Task statement — Take the material and output all of it exactly.

(Entries from a dataset)
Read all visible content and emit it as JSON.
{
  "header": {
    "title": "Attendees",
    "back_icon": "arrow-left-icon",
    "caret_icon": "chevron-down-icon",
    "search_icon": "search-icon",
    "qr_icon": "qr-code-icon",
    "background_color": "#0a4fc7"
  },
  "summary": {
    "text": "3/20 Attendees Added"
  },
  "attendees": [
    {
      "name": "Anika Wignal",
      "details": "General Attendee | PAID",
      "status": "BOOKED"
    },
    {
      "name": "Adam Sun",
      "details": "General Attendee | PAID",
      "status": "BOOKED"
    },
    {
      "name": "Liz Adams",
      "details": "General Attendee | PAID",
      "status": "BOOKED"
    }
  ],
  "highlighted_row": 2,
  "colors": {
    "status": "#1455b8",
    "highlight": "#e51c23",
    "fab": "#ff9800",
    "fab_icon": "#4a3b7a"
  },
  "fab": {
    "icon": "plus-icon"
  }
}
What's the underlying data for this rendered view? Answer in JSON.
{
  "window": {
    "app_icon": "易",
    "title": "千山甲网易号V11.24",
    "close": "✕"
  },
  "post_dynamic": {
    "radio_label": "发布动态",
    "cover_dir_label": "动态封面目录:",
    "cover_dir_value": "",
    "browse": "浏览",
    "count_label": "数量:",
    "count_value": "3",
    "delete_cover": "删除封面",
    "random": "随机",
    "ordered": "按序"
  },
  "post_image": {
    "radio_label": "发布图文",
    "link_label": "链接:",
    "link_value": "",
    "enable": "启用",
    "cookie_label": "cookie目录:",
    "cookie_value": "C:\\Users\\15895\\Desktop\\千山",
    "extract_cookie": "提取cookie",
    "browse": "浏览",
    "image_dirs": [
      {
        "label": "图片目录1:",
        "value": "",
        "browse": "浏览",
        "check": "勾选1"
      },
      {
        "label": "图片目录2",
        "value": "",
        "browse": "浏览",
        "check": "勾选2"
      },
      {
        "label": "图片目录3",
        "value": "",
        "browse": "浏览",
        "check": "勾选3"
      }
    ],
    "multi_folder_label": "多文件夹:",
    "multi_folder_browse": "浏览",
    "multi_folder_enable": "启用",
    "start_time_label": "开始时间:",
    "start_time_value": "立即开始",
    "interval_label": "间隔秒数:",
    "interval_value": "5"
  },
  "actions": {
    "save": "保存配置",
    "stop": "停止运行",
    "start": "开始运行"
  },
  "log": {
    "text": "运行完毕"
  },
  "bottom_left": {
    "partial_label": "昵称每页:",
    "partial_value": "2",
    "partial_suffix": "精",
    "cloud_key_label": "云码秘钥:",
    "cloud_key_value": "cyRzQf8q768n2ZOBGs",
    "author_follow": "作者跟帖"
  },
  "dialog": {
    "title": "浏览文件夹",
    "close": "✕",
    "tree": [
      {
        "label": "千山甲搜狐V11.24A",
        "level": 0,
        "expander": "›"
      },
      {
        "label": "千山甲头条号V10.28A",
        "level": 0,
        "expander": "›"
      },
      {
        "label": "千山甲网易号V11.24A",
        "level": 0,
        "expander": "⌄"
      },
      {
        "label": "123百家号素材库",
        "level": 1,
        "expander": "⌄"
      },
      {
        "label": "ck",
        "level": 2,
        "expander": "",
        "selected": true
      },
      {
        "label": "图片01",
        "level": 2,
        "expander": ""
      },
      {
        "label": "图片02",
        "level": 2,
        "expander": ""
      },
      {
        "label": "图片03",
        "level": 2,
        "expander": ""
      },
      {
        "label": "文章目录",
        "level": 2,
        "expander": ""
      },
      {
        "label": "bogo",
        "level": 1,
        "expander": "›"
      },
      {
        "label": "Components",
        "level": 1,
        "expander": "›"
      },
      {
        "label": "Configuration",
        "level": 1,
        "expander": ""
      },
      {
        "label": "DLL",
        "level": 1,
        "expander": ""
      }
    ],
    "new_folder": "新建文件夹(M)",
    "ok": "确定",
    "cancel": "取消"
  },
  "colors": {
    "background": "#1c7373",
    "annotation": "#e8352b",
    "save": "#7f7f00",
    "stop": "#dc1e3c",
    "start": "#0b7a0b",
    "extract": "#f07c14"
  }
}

Completed exercise —
Read all visible content and emit it as JSON.
{
  "header": {
    "title": "Attendees",
    "back_icon": "arrow-left-icon",
    "caret_icon": "chevron-down-icon",
    "search_icon": "search-icon",
    "qr_icon": "qr-code-icon",
    "background_color": "#0a4fc7"
  },
  "summary": {
    "text": "3/20 Attendees Added"
  },
  "attendees": [
    {
      "name": "Anika Wignal",
      "details": "General Attendee | PAID",
      "status": "BOOKED"
    },
    {
      "name": "Adam Sun",
      "details": "General Attendee | PAID",
      "status": "BOOKED"
    },
    {
      "name": "Liz Adams",
      "details": "General Attendee | PAID",
      "status": "BOOKED"
    }
  ],
  "highlighted_row": 2,
  "colors": {
    "status": "#1455b8",
    "highlight": "#e51c23",
    "fab": "#ff9800",
    "fab_icon": "#4a3b7a"
  },
  "fab": {
    "icon": "plus-icon"
  }
}
What's the underlying data for this rendered view? Answer in JSON.
{
  "window": {
    "app_icon": "易",
    "title": "千山甲网易号V11.24",
    "close": "✕"
  },
  "post_dynamic": {
    "radio_label": "发布动态",
    "cover_dir_label": "动态封面目录:",
    "cover_dir_value": "",
    "browse": "浏览",
    "count_label": "数量:",
    "count_value": "3",
    "delete_cover": "删除封面",
    "random": "随机",
    "ordered": "按序"
  },
  "post_image": {
    "radio_label": "发布图文",
    "link_label": "链接:",
    "link_value": "",
    "enable": "启用",
    "cookie_label": "cookie目录:",
    "cookie_value": "C:\\Users\\15895\\Desktop\\千山",
    "extract_cookie": "提取cookie",
    "browse": "浏览",
    "image_dirs": [
      {
        "label": "图片目录1:",
        "value": "",
        "browse": "浏览",
        "check": "勾选1"
      },
      {
        "label": "图片目录2",
        "value": "",
        "browse": "浏览",
        "check": "勾选2"
      },
      {
        "label": "图片目录3",
        "value": "",
        "browse": "浏览",
        "check": "勾选3"
      }
    ],
    "multi_folder_label": "多文件夹:",
    "multi_folder_browse": "浏览",
    "multi_folder_enable": "启用",
    "start_time_label": "开始时间:",
    "start_time_value": "立即开始",
    "interval_label": "间隔秒数:",
    "interval_value": "5"
  },
  "actions": {
    "save": "保存配置",
    "stop": "停止运行",
    "start": "开始运行"
  },
  "log": {
    "text": "运行完毕"
  },
  "bottom_left": {
    "partial_label": "昵称每页:",
    "partial_value": "2",
    "partial_suffix": "精",
    "cloud_key_label": "云码秘钥:",
    "cloud_key_value": "cyRzQf8q768n2ZOBGs",
    "author_follow": "作者跟帖"
  },
  "dialog": {
    "title": "浏览文件夹",
    "close": "✕",
    "tree": [
      {
        "label": "千山甲搜狐V11.24A",
        "level": 0,
        "expander": "›"
      },
      {
        "label": "千山甲头条号V10.28A",
        "level": 0,
        "expander": "›"
      },
      {
        "label": "千山甲网易号V11.24A",
        "level": 0,
        "expander": "⌄"
      },
      {
        "label": "123百家号素材库",
        "level": 1,
        "expander": "⌄"
      },
      {
        "label": "ck",
        "level": 2,
        "expander": "",
        "selected": true
      },
      {
        "label": "图片01",
        "level": 2,
        "expander": ""
      },
      {
        "label": "图片02",
        "level": 2,
        "expander": ""
      },
      {
        "label": "图片03",
        "level": 2,
        "expander": ""
      },
      {
        "label": "文章目录",
        "level": 2,
        "expander": ""
      },
      {
        "label": "bogo",
        "level": 1,
        "expander": "›"
      },
      {
        "label": "Components",
        "level": 1,
        "expander": "›"
      },
      {
        "label": "Configuration",
        "level": 1,
        "expander": ""
      },
      {
        "label": "DLL",
        "level": 1,
        "expander": ""
      }
    ],
    "new_folder": "新建文件夹(M)",
    "ok": "确定",
    "cancel": "取消"
  },
  "colors": {
    "background": "#1c7373",
    "annotation": "#e8352b",
    "save": "#7f7f00",
    "stop": "#dc1e3c",
    "start": "#0b7a0b",
    "extract": "#f07c14"
  }
}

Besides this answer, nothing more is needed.